(Items from a data source)

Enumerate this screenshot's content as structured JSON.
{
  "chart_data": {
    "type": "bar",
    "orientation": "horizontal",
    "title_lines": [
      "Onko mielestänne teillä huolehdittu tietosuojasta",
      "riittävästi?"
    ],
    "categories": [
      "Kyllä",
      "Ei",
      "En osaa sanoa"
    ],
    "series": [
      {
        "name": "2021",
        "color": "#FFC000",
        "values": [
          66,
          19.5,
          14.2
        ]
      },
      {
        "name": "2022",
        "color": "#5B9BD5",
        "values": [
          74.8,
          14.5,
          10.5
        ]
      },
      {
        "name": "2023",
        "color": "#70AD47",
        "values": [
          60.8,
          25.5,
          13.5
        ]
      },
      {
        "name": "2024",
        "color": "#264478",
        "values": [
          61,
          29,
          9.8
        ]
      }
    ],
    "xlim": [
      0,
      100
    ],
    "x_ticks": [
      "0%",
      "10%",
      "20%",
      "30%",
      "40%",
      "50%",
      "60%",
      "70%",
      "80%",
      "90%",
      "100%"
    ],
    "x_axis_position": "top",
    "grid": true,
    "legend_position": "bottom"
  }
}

■ Job ■
Take every line from the data that contains the word "color".

■ The result ■
        "color": "#FFC000",
        "color": "#5B9BD5",
        "color": "#70AD47",
        "color": "#264478",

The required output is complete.